Objective -
Give the number of lines that contain the string "page", and nothing else.

++++++++++

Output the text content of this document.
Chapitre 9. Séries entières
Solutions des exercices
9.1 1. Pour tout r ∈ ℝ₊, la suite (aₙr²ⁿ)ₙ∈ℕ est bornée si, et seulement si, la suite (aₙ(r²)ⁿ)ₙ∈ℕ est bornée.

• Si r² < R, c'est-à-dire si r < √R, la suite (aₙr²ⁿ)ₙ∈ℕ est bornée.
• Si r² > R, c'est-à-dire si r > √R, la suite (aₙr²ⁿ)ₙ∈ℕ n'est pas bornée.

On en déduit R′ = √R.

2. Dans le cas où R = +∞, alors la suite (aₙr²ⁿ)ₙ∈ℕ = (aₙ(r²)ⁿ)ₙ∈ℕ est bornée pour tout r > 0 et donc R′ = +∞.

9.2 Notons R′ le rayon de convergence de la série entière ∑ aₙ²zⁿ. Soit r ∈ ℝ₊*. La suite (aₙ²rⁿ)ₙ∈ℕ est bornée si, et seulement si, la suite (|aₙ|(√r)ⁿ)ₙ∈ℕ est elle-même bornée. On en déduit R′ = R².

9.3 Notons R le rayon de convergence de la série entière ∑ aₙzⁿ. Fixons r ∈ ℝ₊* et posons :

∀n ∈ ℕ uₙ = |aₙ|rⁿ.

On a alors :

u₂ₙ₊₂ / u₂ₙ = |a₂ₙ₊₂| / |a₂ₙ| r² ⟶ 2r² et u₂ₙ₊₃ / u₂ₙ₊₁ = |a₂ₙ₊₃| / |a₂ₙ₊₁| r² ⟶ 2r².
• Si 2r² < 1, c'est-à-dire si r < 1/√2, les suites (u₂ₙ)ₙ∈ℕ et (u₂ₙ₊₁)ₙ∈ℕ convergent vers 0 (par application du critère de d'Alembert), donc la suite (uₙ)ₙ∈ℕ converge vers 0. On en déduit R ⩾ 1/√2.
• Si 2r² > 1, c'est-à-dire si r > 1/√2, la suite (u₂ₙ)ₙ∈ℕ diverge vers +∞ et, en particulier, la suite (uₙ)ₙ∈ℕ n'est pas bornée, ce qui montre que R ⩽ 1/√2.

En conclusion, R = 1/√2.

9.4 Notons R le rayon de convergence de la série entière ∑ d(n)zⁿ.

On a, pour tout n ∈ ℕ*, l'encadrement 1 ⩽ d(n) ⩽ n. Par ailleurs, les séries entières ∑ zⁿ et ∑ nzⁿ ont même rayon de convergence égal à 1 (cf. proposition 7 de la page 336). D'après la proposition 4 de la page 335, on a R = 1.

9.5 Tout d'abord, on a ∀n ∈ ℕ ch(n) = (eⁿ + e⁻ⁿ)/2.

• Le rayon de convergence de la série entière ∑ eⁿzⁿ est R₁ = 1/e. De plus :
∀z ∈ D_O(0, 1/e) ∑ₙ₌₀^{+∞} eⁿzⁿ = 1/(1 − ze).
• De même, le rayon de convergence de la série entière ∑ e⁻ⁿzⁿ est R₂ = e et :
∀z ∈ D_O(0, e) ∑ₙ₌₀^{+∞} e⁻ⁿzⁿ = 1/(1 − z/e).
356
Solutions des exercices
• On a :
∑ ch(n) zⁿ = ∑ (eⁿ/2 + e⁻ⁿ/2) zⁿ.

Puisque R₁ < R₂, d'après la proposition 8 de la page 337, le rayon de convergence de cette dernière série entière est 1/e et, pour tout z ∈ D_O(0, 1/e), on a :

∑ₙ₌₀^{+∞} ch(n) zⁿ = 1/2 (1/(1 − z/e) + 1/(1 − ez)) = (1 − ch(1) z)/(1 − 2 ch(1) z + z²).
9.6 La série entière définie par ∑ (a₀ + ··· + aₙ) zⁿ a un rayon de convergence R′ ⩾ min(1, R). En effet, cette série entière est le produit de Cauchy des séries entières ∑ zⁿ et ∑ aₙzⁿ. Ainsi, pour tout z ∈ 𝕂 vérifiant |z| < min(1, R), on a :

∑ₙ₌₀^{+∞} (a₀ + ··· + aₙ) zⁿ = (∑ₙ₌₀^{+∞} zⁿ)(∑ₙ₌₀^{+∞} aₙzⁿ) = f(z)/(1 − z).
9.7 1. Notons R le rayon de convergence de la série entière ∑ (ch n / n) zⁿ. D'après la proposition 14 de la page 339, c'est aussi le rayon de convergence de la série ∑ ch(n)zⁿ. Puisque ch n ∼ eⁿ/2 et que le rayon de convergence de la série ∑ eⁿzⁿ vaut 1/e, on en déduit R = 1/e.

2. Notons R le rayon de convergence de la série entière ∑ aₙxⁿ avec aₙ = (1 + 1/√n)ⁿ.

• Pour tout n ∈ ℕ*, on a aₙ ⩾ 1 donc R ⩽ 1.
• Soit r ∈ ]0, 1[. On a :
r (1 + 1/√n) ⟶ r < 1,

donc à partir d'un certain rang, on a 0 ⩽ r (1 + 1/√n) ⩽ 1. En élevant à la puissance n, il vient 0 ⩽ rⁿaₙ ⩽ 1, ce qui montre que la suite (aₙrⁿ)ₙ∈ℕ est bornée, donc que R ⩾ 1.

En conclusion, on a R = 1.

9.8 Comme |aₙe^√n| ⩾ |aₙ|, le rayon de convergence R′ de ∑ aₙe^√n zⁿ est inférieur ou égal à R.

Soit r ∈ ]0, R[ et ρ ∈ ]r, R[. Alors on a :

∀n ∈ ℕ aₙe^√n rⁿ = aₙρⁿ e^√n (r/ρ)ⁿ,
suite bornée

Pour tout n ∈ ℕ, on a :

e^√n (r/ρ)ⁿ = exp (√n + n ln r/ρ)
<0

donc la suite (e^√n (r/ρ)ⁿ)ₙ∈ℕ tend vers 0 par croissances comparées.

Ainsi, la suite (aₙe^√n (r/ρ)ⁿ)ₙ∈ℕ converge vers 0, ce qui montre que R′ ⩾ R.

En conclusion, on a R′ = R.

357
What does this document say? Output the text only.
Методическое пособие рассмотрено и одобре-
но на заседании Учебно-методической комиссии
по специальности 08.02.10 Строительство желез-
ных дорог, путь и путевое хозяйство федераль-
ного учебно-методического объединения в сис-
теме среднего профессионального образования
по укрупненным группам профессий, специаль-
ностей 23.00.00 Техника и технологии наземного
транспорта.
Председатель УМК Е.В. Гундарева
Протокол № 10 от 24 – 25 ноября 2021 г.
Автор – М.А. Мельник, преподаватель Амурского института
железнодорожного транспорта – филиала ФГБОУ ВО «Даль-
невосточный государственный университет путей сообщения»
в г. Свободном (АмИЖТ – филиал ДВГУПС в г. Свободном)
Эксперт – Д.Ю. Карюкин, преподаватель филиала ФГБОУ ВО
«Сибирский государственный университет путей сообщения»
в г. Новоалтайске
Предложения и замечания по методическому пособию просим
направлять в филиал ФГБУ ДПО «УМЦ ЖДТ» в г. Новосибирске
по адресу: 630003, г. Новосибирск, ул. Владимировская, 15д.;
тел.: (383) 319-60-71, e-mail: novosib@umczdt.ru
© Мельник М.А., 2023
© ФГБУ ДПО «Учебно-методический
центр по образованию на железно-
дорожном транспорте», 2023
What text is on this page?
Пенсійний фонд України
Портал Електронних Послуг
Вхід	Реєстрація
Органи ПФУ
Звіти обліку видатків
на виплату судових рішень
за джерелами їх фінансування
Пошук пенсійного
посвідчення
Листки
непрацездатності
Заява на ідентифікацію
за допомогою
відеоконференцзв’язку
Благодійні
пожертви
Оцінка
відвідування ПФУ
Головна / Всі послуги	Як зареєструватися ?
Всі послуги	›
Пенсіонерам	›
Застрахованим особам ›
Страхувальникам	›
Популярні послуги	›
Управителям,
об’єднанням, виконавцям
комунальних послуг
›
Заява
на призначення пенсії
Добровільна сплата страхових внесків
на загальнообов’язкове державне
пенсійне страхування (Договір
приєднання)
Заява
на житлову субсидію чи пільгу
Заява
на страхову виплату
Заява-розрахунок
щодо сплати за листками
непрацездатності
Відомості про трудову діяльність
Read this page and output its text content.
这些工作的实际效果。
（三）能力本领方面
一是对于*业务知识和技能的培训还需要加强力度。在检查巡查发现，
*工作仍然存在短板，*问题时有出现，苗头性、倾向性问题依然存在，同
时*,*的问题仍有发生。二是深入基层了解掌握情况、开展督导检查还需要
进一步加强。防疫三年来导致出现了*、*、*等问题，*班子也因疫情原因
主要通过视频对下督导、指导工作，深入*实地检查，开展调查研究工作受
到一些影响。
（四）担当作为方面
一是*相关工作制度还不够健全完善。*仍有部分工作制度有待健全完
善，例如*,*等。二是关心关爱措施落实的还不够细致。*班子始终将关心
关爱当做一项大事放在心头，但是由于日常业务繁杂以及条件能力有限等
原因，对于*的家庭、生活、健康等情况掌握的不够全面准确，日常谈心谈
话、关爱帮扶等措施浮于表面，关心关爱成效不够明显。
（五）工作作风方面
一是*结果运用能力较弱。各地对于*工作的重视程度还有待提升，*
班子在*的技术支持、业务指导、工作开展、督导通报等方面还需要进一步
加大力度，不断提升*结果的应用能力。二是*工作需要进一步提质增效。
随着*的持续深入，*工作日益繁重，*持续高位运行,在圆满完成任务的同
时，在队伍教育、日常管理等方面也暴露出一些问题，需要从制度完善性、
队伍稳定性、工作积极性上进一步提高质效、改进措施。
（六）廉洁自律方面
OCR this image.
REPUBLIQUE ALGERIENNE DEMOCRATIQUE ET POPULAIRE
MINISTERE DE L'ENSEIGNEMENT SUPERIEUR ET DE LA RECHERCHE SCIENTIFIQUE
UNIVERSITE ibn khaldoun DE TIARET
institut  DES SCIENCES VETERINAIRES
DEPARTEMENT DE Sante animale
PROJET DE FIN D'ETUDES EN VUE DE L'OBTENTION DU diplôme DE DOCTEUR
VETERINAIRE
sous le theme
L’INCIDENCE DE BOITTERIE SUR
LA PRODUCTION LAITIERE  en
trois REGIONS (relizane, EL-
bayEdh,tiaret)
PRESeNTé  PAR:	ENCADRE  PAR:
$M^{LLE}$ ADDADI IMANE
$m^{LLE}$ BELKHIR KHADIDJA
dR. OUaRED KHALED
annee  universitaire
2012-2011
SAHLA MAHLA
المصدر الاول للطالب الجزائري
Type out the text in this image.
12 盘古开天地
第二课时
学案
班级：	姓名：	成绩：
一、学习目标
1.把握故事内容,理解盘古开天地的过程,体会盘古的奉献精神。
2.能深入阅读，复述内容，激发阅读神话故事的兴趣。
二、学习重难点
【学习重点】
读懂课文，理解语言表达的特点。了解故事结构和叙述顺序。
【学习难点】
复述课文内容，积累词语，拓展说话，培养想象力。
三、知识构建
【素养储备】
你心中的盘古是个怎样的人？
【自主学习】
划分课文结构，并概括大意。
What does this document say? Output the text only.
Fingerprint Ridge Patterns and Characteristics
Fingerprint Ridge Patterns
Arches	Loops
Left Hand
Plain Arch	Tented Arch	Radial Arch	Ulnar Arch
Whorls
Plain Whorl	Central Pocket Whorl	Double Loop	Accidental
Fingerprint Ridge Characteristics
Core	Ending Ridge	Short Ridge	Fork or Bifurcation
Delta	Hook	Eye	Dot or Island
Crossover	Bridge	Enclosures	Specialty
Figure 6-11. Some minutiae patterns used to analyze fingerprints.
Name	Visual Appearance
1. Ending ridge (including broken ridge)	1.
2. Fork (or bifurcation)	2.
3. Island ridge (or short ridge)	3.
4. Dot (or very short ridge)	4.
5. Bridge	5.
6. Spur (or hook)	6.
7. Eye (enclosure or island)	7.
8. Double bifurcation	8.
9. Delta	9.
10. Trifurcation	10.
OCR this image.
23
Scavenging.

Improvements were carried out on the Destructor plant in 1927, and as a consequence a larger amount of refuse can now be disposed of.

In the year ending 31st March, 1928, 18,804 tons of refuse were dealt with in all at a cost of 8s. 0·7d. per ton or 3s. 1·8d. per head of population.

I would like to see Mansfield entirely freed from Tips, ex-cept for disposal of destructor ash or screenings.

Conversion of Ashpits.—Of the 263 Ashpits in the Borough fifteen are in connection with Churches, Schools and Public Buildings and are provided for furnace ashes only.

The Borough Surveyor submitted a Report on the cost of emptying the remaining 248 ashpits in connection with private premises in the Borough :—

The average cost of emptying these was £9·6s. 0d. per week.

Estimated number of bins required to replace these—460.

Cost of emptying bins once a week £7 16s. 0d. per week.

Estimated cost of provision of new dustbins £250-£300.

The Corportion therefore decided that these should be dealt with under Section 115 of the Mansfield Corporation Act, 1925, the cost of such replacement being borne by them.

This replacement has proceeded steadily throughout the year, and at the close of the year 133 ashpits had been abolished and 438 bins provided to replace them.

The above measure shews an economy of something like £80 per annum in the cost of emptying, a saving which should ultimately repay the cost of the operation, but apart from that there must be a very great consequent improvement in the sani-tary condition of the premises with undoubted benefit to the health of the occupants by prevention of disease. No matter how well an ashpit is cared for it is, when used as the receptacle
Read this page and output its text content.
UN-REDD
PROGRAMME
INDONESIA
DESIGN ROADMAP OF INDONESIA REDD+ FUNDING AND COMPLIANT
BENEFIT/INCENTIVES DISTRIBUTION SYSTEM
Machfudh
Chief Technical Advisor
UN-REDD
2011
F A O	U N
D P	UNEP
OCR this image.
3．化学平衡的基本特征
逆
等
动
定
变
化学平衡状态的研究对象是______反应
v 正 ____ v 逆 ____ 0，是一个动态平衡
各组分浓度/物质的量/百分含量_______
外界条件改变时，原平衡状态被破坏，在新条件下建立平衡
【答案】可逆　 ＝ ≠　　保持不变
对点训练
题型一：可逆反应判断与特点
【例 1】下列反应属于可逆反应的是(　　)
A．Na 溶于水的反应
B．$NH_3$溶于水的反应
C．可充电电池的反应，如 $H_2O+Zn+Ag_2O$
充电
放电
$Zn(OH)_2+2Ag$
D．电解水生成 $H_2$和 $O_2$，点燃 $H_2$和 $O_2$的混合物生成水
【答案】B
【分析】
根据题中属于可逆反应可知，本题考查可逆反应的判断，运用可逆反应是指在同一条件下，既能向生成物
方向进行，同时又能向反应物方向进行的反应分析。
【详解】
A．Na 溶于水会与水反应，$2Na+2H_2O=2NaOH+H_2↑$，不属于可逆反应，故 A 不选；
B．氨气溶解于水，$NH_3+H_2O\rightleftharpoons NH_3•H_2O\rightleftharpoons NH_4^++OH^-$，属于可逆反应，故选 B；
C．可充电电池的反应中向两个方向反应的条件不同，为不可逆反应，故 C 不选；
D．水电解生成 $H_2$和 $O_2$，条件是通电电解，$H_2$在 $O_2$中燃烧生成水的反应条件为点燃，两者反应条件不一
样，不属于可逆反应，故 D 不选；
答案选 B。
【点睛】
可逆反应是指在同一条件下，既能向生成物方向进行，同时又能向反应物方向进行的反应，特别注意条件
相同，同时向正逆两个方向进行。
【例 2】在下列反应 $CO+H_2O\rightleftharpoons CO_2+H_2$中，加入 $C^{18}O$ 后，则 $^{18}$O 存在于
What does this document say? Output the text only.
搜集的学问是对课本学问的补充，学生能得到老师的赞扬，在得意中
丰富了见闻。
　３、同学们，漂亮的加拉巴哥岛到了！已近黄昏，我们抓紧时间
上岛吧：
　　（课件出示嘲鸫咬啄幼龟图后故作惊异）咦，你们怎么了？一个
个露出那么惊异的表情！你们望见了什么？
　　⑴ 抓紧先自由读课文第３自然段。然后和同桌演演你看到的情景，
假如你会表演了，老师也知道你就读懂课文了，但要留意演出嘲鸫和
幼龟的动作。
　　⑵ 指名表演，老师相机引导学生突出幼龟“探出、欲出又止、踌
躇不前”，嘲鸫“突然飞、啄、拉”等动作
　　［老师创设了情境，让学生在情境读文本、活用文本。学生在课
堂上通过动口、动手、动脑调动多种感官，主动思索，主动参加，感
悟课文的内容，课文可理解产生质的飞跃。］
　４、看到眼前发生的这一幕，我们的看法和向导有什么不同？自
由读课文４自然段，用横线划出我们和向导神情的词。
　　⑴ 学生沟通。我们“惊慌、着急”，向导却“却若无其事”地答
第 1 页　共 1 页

++++++++++

The completed task -
6